EXERCISE INSTRUCTIONS:
Pick out all lines of the entries that include the word "Academy" and copy them.

EXERCISE MATERIAL:
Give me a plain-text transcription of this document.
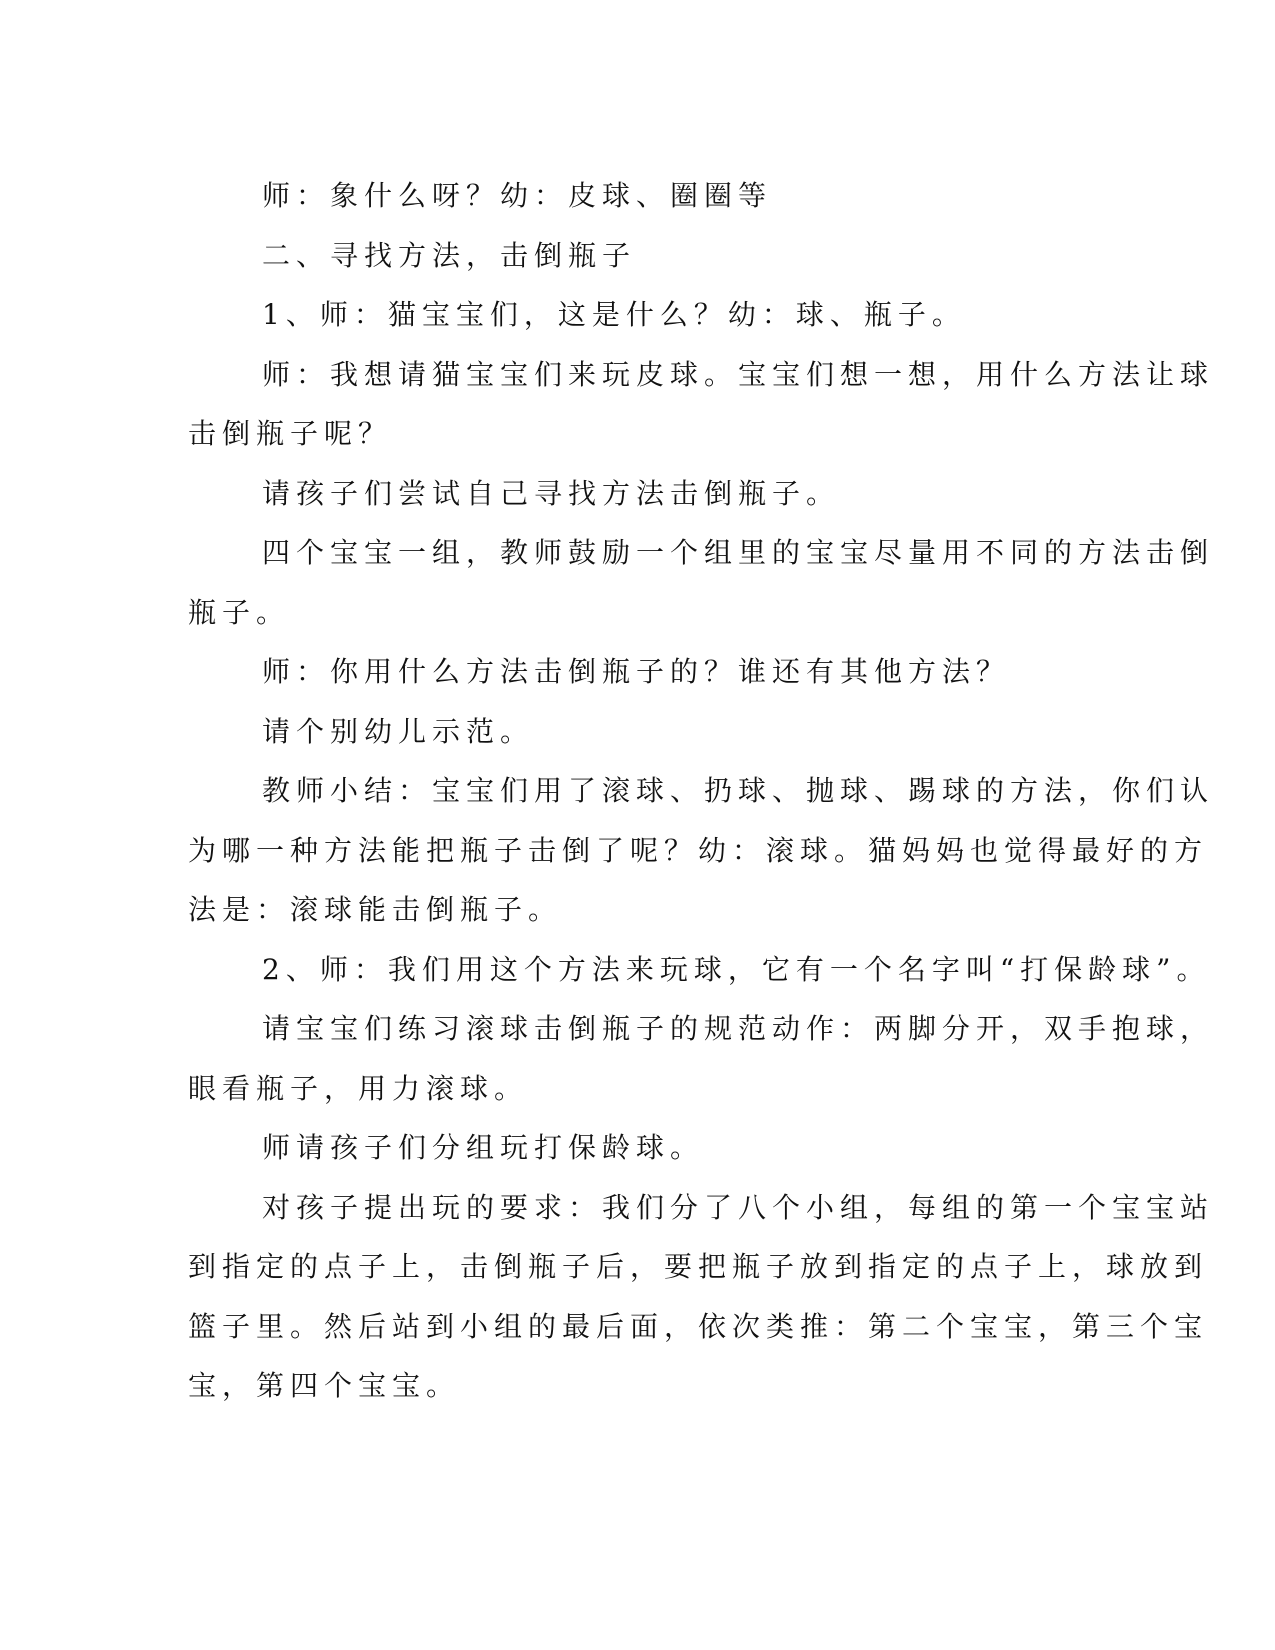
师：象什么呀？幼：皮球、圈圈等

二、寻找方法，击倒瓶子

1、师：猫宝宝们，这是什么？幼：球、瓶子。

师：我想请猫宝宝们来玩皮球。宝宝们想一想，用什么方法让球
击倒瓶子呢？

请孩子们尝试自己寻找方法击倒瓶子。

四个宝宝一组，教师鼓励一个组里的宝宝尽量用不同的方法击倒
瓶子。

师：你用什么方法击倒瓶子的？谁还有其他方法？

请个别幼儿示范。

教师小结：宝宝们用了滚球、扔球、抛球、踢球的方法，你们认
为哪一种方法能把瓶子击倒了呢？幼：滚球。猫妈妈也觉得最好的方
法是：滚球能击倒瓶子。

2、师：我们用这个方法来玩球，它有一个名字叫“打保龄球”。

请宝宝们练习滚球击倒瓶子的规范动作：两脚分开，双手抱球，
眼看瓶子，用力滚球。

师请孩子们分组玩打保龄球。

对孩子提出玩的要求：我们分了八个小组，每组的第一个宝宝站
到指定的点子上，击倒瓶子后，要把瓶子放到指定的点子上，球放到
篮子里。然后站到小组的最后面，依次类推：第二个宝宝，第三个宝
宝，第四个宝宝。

...

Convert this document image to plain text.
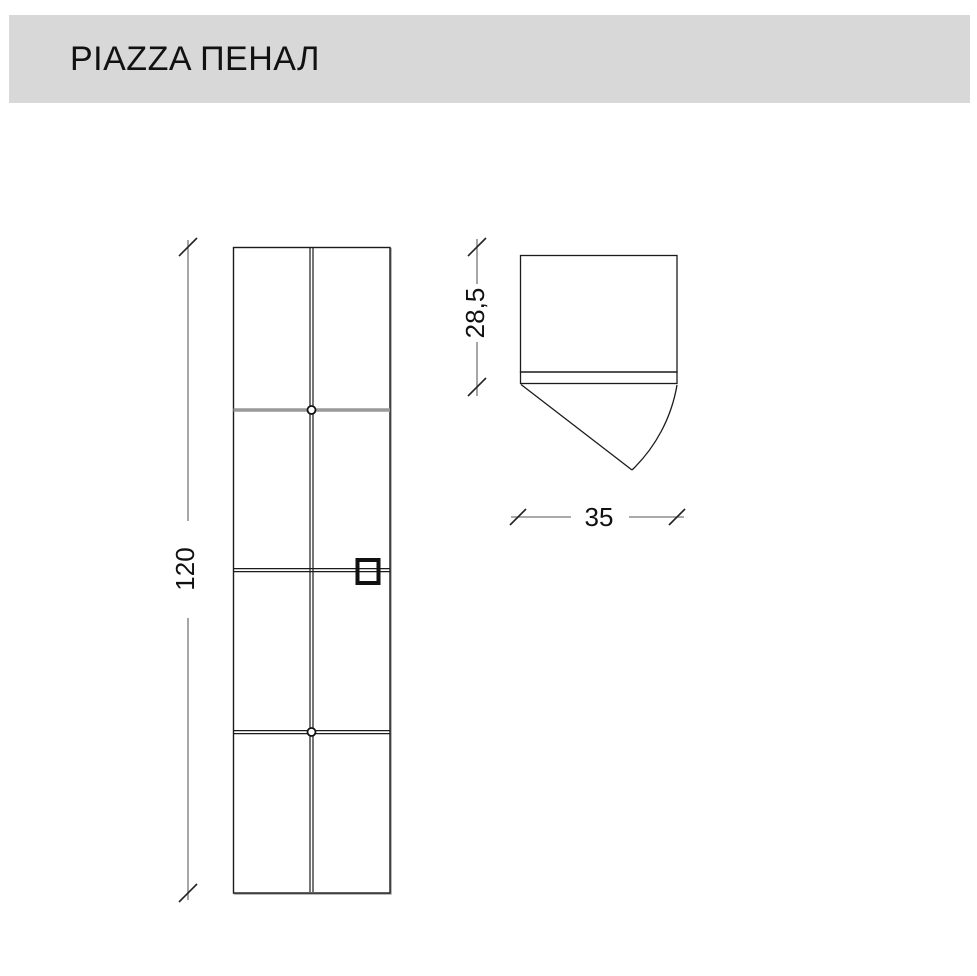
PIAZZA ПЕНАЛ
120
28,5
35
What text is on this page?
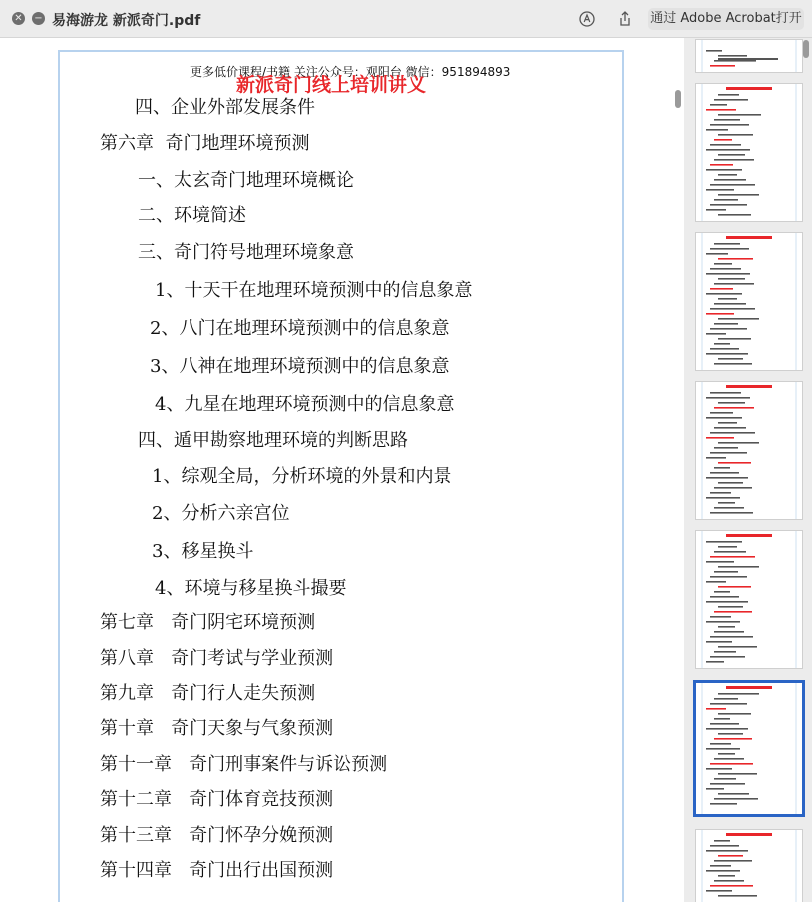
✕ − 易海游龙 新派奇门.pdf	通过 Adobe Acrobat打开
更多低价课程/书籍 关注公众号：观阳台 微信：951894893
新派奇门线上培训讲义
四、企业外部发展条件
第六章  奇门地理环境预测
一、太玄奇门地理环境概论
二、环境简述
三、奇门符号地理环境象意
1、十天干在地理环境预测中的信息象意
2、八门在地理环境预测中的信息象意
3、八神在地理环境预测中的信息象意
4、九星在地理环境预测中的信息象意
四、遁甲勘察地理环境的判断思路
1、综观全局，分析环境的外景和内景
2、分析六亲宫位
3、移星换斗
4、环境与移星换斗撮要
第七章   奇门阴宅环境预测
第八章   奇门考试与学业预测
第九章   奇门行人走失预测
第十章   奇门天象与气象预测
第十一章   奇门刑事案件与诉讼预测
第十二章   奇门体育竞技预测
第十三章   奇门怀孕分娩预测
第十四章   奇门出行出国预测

--

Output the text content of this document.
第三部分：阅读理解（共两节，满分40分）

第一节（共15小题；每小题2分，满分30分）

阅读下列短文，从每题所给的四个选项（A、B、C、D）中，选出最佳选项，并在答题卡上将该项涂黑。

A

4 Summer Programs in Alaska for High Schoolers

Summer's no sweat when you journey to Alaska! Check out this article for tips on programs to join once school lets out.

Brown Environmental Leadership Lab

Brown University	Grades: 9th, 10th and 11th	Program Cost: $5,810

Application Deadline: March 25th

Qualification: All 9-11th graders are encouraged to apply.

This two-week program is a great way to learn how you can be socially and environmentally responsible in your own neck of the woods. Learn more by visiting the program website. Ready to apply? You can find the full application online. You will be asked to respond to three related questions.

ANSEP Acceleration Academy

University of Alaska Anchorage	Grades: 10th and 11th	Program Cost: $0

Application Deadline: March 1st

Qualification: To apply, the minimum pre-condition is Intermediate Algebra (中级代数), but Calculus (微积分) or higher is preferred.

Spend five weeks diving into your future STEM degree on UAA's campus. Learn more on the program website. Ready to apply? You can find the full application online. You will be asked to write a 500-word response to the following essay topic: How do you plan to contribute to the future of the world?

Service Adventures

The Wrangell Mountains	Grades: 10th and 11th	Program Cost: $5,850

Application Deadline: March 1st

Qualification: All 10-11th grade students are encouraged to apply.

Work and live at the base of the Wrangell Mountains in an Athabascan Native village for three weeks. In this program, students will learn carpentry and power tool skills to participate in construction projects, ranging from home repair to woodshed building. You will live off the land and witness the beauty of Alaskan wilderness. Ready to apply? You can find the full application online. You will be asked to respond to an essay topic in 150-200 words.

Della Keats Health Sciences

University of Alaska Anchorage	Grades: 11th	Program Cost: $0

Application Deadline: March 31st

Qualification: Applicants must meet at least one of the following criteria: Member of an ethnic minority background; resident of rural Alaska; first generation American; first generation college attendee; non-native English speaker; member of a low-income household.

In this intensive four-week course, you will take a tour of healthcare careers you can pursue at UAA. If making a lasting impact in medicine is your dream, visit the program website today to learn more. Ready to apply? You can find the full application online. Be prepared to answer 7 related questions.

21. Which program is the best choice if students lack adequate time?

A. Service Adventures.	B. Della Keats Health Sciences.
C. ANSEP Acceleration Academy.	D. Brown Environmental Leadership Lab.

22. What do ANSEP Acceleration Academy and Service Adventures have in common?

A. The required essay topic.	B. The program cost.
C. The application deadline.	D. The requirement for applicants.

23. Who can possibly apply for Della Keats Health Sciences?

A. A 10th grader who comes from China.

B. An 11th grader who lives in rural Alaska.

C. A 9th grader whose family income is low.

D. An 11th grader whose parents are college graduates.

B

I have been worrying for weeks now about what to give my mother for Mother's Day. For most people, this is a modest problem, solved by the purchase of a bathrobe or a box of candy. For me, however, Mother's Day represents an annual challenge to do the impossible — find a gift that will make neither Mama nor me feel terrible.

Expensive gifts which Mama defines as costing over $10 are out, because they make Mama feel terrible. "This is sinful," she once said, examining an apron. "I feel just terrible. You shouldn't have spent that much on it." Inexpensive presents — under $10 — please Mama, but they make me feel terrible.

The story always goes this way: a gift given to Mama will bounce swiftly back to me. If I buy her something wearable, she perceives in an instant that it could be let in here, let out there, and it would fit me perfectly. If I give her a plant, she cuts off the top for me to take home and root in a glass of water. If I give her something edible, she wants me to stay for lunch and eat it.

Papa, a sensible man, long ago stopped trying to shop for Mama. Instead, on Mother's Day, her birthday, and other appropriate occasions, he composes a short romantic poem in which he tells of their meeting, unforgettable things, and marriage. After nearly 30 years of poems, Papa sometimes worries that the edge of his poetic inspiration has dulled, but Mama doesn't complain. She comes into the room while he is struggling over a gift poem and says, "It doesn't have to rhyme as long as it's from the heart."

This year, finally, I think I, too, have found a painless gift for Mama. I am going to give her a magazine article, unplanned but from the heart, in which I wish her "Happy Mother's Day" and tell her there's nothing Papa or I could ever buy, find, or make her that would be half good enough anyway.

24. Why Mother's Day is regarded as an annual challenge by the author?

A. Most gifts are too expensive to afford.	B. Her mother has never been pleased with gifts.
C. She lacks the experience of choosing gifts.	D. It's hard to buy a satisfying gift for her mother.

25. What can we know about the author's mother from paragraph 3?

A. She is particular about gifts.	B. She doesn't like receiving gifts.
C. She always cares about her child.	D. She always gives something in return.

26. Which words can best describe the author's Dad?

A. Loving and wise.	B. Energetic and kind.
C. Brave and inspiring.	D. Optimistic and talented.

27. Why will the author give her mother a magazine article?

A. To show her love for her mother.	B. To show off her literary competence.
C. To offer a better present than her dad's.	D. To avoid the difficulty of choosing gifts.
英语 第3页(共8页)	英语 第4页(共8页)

RESULT OF THE TASK:
ANSEP Acceleration Academy
C. ANSEP Acceleration Academy.	D. Brown Environmental Leadership Lab.
22. What do ANSEP Acceleration Academy and Service Adventures have in common?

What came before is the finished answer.